#### WHAT IS REQUIRED
Retype the records below exactly as they appear, but leave out any pictures.

————————

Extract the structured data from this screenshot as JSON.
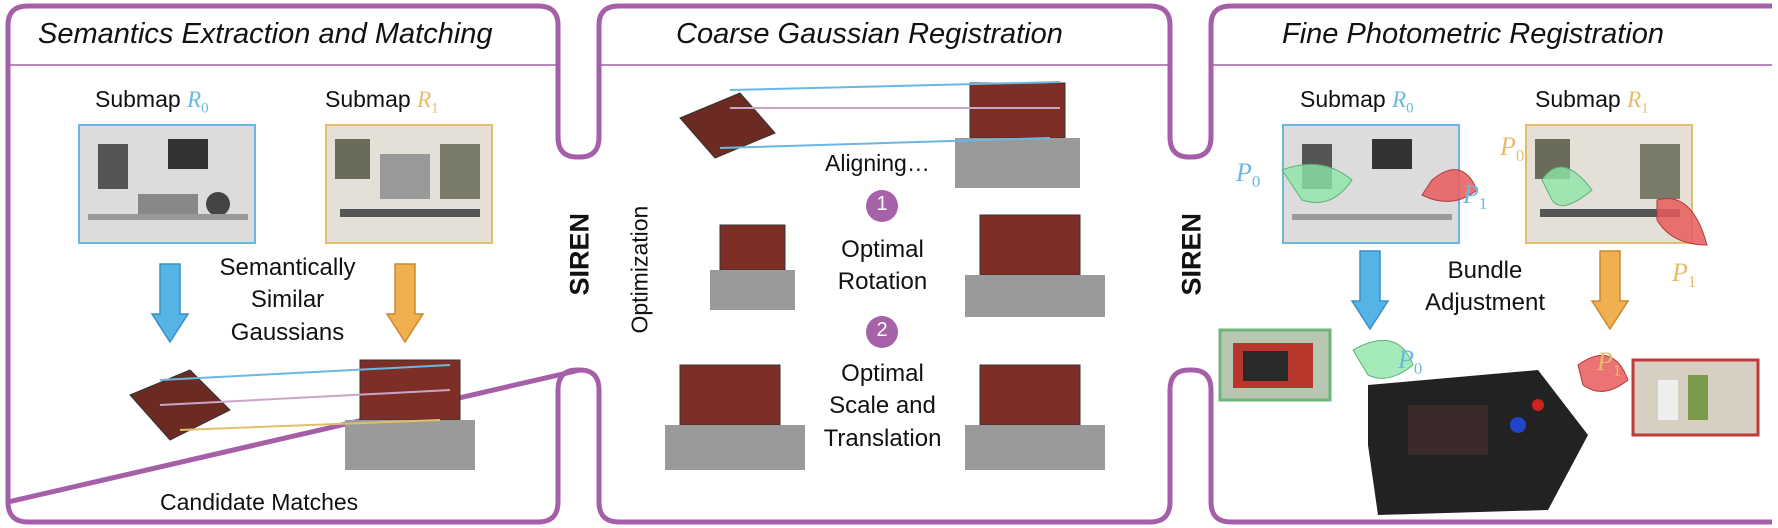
{
  "colors": {
    "frame": "#a45fa8",
    "blue": "#6ab8e2",
    "gold": "#e5bd6a",
    "blue_arrow": "#56b3e6",
    "gold_arrow": "#f0b04f",
    "green_cone": "#8fe6a8",
    "red_cone": "#e85a5a",
    "step_badge": "#a662a8"
  },
  "panels": {
    "semantics": {
      "title": "Semantics Extraction and Matching",
      "submap0_label": "Submap",
      "submap0_symbol": "R",
      "submap0_index": "0",
      "submap1_label": "Submap",
      "submap1_symbol": "R",
      "submap1_index": "1",
      "middle_label": "Semantically Similar Gaussians",
      "bottom_label": "Candidate Matches"
    },
    "coarse": {
      "title": "Coarse Gaussian Registration",
      "aligning_label": "Aligning…",
      "side_label": "Optimization",
      "steps": [
        {
          "number": "1",
          "label": "Optimal Rotation"
        },
        {
          "number": "2",
          "label": "Optimal Scale and Translation"
        }
      ]
    },
    "fine": {
      "title": "Fine Photometric Registration",
      "submap0_label": "Submap",
      "submap0_symbol": "R",
      "submap0_index": "0",
      "submap1_label": "Submap",
      "submap1_symbol": "R",
      "submap1_index": "1",
      "pose_symbol": "P",
      "pose0_index": "0",
      "pose1_index": "1",
      "middle_label": "Bundle Adjustment"
    }
  },
  "connectors": {
    "left": "SIREN",
    "right": "SIREN"
  }
}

————————

#### FULL RESPONSE
Extract the structured data from this screenshot as JSON.
{
  "colors": {
    "frame": "#a45fa8",
    "blue": "#6ab8e2",
    "gold": "#e5bd6a",
    "blue_arrow": "#56b3e6",
    "gold_arrow": "#f0b04f",
    "green_cone": "#8fe6a8",
    "red_cone": "#e85a5a",
    "step_badge": "#a662a8"
  },
  "panels": {
    "semantics": {
      "title": "Semantics Extraction and Matching",
      "submap0_label": "Submap",
      "submap0_symbol": "R",
      "submap0_index": "0",
      "submap1_label": "Submap",
      "submap1_symbol": "R",
      "submap1_index": "1",
      "middle_label": "Semantically Similar Gaussians",
      "bottom_label": "Candidate Matches"
    },
    "coarse": {
      "title": "Coarse Gaussian Registration",
      "aligning_label": "Aligning…",
      "side_label": "Optimization",
      "steps": [
        {
          "number": "1",
          "label": "Optimal Rotation"
        },
        {
          "number": "2",
          "label": "Optimal Scale and Translation"
        }
      ]
    },
    "fine": {
      "title": "Fine Photometric Registration",
      "submap0_label": "Submap",
      "submap0_symbol": "R",
      "submap0_index": "0",
      "submap1_label": "Submap",
      "submap1_symbol": "R",
      "submap1_index": "1",
      "pose_symbol": "P",
      "pose0_index": "0",
      "pose1_index": "1",
      "middle_label": "Bundle Adjustment"
    }
  },
  "connectors": {
    "left": "SIREN",
    "right": "SIREN"
  }
}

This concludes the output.